* Source records *
▽
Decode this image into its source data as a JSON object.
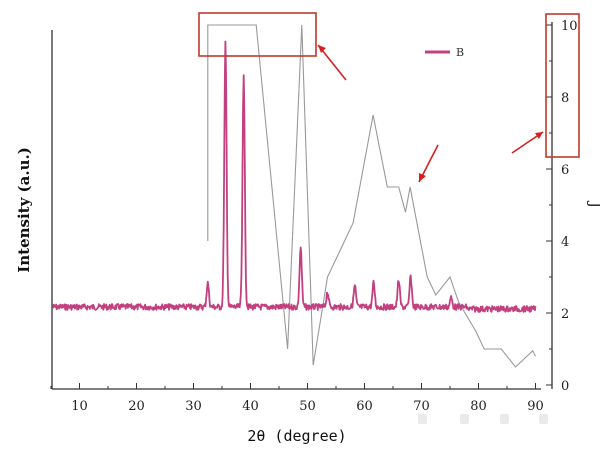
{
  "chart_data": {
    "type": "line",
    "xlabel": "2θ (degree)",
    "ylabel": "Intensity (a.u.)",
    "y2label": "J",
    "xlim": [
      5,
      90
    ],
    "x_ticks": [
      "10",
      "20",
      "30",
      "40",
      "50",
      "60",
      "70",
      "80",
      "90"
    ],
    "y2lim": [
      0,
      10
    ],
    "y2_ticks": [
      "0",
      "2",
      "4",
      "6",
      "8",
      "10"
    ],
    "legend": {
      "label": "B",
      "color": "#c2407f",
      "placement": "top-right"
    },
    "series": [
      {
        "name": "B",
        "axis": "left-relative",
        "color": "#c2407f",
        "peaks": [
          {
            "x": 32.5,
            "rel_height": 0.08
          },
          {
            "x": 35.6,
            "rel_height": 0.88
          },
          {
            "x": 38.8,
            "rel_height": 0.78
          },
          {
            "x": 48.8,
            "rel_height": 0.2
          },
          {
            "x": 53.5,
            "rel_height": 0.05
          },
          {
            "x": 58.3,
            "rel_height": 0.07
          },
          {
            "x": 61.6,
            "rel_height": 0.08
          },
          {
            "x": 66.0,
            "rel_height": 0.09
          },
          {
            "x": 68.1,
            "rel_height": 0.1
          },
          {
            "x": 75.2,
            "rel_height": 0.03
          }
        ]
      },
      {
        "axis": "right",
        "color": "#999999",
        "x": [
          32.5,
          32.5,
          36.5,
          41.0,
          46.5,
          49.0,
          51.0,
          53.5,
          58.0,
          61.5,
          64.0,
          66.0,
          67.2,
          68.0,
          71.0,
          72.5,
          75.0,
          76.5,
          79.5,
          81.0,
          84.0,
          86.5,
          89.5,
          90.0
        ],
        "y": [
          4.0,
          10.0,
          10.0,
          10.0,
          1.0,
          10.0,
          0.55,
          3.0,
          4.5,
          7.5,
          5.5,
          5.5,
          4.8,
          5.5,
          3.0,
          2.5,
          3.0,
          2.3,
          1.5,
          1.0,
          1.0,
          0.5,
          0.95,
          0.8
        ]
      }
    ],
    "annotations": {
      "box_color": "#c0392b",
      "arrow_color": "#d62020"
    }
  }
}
△
▽
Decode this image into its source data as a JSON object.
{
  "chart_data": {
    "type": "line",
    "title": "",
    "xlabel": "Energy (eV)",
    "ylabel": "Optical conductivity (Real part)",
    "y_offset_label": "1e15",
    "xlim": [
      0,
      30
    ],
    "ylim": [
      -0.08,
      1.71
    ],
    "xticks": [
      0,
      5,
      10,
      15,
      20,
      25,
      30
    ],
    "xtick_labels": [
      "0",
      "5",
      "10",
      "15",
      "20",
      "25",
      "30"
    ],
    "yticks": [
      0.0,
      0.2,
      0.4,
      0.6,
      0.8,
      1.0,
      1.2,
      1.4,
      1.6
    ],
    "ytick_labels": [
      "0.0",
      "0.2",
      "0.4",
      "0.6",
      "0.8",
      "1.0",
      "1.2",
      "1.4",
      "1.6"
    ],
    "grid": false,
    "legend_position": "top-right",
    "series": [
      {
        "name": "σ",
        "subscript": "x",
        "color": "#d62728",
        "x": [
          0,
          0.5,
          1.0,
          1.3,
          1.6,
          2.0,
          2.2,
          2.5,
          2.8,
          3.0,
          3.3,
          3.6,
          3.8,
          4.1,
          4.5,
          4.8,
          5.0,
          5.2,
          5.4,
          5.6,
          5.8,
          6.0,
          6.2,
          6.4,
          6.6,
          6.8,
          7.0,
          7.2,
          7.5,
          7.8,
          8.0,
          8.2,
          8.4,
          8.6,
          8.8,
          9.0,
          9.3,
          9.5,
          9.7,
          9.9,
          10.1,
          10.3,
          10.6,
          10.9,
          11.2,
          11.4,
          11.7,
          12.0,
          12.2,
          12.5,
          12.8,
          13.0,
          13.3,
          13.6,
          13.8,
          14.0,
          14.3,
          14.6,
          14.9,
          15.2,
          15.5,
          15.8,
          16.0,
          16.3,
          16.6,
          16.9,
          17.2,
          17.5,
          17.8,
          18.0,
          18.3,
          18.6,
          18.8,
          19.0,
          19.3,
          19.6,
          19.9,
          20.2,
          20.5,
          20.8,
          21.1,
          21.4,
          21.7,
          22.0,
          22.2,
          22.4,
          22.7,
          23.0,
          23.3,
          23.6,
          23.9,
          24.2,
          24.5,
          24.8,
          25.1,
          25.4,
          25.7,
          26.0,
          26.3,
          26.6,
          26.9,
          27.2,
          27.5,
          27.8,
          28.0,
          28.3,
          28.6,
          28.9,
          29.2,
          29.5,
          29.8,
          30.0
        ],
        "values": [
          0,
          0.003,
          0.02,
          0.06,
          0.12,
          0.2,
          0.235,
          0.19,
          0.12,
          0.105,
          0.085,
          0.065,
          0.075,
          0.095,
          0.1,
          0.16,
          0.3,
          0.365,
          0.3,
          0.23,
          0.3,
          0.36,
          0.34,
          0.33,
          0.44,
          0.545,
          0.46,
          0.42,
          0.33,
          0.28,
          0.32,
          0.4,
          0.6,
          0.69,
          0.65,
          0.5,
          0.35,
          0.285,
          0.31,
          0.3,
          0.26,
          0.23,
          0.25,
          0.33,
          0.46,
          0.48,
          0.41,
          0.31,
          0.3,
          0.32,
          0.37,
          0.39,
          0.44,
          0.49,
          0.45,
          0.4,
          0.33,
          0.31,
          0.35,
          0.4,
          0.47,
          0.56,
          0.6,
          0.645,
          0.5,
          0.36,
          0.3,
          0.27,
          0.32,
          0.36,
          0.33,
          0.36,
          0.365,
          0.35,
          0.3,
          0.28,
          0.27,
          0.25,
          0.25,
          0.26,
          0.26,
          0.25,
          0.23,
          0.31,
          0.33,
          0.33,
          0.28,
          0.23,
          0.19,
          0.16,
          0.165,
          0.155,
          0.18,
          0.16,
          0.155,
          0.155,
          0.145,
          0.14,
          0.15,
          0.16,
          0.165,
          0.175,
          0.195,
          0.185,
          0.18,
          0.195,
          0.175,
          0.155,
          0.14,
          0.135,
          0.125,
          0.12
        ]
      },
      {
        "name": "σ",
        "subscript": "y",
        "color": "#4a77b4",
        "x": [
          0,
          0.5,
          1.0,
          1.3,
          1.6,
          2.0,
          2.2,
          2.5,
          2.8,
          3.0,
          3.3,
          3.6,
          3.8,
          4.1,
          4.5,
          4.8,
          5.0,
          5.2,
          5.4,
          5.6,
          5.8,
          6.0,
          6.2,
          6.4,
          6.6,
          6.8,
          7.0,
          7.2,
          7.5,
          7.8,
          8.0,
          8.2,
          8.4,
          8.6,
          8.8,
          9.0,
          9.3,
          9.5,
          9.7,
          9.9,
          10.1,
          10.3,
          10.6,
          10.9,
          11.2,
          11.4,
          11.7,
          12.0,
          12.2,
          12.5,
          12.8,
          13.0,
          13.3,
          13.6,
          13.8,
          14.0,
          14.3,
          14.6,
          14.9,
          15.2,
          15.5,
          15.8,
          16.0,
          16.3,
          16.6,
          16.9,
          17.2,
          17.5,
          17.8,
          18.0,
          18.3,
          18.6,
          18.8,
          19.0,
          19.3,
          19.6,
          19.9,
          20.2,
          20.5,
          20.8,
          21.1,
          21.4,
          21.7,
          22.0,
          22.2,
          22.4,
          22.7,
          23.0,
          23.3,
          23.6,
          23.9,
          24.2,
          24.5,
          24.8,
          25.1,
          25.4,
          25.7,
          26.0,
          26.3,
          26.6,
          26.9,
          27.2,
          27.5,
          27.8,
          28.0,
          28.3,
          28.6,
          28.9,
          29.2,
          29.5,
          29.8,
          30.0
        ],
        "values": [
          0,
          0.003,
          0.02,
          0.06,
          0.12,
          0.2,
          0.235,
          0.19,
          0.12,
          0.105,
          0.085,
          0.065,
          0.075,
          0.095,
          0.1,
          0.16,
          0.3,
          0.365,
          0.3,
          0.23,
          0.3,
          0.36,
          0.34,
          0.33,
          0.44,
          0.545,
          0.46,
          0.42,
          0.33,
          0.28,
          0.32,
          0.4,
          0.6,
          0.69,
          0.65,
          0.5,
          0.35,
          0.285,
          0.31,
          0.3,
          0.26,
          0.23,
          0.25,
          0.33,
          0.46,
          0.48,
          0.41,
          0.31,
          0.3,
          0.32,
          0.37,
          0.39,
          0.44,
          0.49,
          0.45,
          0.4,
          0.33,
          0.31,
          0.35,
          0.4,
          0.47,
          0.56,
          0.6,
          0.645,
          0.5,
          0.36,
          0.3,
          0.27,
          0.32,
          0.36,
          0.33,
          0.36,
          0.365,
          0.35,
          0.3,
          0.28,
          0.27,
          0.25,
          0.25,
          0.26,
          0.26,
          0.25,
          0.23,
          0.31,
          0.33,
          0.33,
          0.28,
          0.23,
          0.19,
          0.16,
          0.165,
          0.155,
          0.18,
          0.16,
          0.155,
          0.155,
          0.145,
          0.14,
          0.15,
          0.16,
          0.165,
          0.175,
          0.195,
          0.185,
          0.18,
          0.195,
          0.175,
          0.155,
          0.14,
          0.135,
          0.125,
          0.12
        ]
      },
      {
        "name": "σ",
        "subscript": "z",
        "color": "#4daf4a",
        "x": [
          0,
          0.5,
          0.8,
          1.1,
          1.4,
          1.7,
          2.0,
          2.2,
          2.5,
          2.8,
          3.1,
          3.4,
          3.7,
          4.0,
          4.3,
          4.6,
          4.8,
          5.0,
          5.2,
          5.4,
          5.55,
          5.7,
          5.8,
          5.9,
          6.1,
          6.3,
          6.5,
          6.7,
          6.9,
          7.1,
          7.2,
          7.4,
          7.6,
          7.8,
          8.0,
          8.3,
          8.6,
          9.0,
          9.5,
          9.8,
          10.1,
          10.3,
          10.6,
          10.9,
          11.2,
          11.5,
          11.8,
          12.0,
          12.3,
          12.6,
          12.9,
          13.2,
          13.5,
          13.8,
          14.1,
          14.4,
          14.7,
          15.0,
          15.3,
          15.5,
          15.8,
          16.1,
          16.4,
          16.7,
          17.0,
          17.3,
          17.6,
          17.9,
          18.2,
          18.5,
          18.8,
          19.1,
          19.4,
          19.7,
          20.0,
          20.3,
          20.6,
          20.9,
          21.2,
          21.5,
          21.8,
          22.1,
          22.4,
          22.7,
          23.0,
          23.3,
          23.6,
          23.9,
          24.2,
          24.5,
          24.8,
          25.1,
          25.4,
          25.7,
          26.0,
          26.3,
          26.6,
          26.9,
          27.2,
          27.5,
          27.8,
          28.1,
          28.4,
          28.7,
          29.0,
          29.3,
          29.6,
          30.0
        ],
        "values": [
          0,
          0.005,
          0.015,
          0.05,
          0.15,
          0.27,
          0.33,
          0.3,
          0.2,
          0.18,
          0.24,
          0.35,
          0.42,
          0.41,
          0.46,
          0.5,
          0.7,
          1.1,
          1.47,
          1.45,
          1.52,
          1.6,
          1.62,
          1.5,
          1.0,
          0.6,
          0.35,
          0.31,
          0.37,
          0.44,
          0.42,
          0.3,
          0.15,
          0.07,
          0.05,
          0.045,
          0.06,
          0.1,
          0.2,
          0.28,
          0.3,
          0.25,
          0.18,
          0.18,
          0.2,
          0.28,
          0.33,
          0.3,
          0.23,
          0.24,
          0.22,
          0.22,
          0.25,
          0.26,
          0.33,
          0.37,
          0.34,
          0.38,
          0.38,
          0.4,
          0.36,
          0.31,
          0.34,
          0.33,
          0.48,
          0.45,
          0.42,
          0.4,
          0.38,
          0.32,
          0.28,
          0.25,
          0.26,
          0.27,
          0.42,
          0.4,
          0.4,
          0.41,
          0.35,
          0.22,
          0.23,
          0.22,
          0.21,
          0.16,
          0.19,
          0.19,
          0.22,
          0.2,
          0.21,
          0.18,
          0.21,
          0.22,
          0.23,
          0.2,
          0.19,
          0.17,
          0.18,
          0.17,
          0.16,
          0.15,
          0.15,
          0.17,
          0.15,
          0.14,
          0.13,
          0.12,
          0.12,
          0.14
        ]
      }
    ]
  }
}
△
* To be done *
Scan the material above. Copy each line where "right" occurs.

* Solution for this exercise *
      "placement": "top-right"
        "axis": "right",
    "legend_position": "top-right",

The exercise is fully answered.